Records from a data collection:
----------

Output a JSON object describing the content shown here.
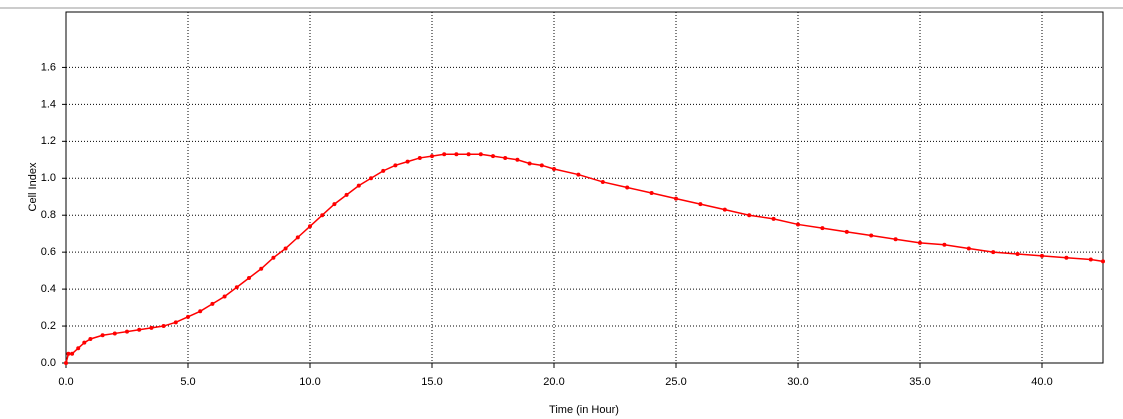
{
  "chart_data": {
    "type": "line",
    "x_label": "Time (in Hour)",
    "y_label": "Cell Index",
    "x": [
      0,
      0.1,
      0.25,
      0.5,
      0.75,
      1,
      1.5,
      2,
      2.5,
      3,
      3.5,
      4,
      4.5,
      5,
      5.5,
      6,
      6.5,
      7,
      7.5,
      8,
      8.5,
      9,
      9.5,
      10,
      10.5,
      11,
      11.5,
      12,
      12.5,
      13,
      13.5,
      14,
      14.5,
      15,
      15.5,
      16,
      16.5,
      17,
      17.5,
      18,
      18.5,
      19,
      19.5,
      20,
      21,
      22,
      23,
      24,
      25,
      26,
      27,
      28,
      29,
      30,
      31,
      32,
      33,
      34,
      35,
      36,
      37,
      38,
      39,
      40,
      41,
      42,
      42.5
    ],
    "series": [
      {
        "name": null,
        "color": "#ff0000",
        "values": [
          0.0,
          0.05,
          0.05,
          0.08,
          0.11,
          0.13,
          0.15,
          0.16,
          0.17,
          0.18,
          0.19,
          0.2,
          0.22,
          0.25,
          0.28,
          0.32,
          0.36,
          0.41,
          0.46,
          0.51,
          0.57,
          0.62,
          0.68,
          0.74,
          0.8,
          0.86,
          0.91,
          0.96,
          1.0,
          1.04,
          1.07,
          1.09,
          1.11,
          1.12,
          1.13,
          1.13,
          1.13,
          1.13,
          1.12,
          1.11,
          1.1,
          1.08,
          1.07,
          1.05,
          1.02,
          0.98,
          0.95,
          0.92,
          0.89,
          0.86,
          0.83,
          0.8,
          0.78,
          0.75,
          0.73,
          0.71,
          0.69,
          0.67,
          0.65,
          0.64,
          0.62,
          0.6,
          0.59,
          0.58,
          0.57,
          0.56,
          0.55
        ]
      }
    ],
    "xlim": [
      0,
      42.5
    ],
    "ylim": [
      0,
      1.9
    ],
    "xticks": [
      {
        "value": 0,
        "label": "0.0"
      },
      {
        "value": 5,
        "label": "5.0"
      },
      {
        "value": 10,
        "label": "10.0"
      },
      {
        "value": 15,
        "label": "15.0"
      },
      {
        "value": 20,
        "label": "20.0"
      },
      {
        "value": 25,
        "label": "25.0"
      },
      {
        "value": 30,
        "label": "30.0"
      },
      {
        "value": 35,
        "label": "35.0"
      },
      {
        "value": 40,
        "label": "40.0"
      }
    ],
    "yticks": [
      {
        "value": 0,
        "label": "0.0"
      },
      0.2,
      0.4,
      0.6,
      0.8,
      {
        "value": 1,
        "label": "1.0"
      },
      1.2,
      1.4,
      1.6
    ],
    "grid": true
  }
}
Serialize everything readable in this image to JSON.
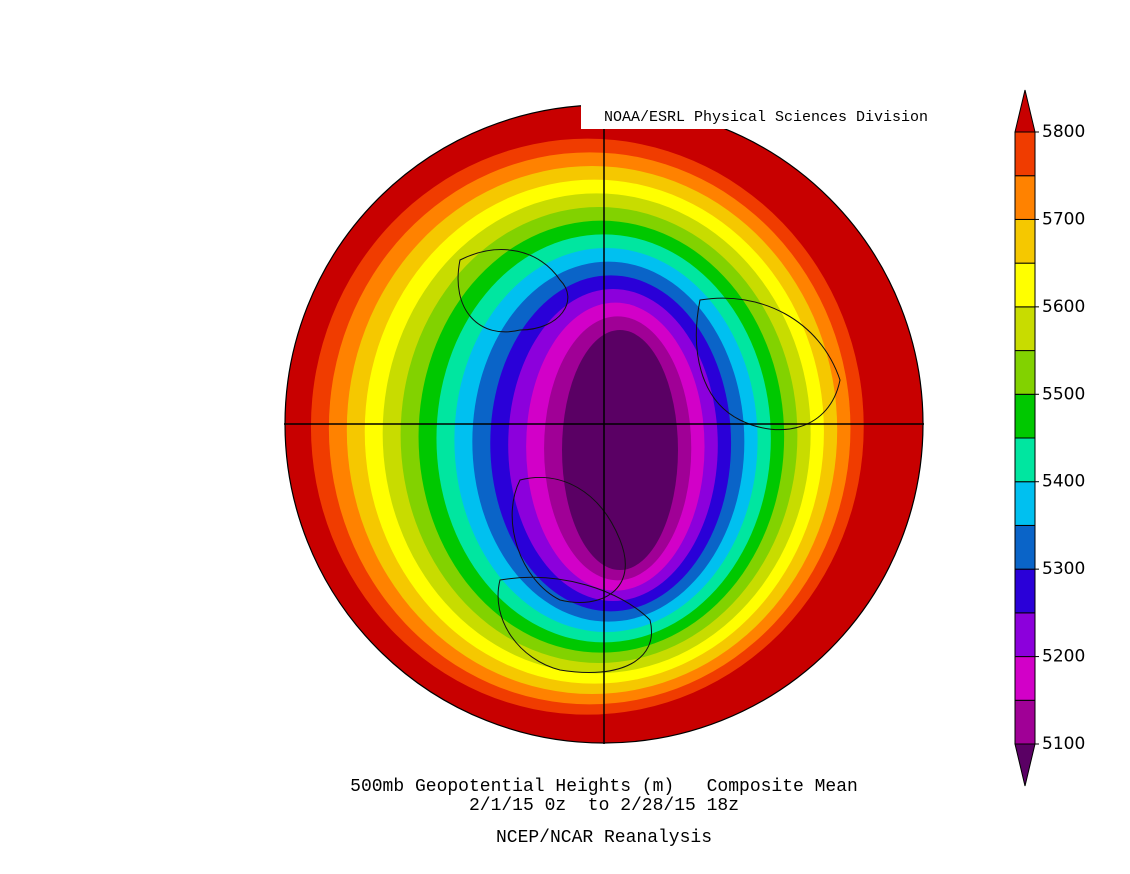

----------

> _Problem details_: Working from the material above, state how many lines contain "JSON"; give only the number.

> _Task answer_: 2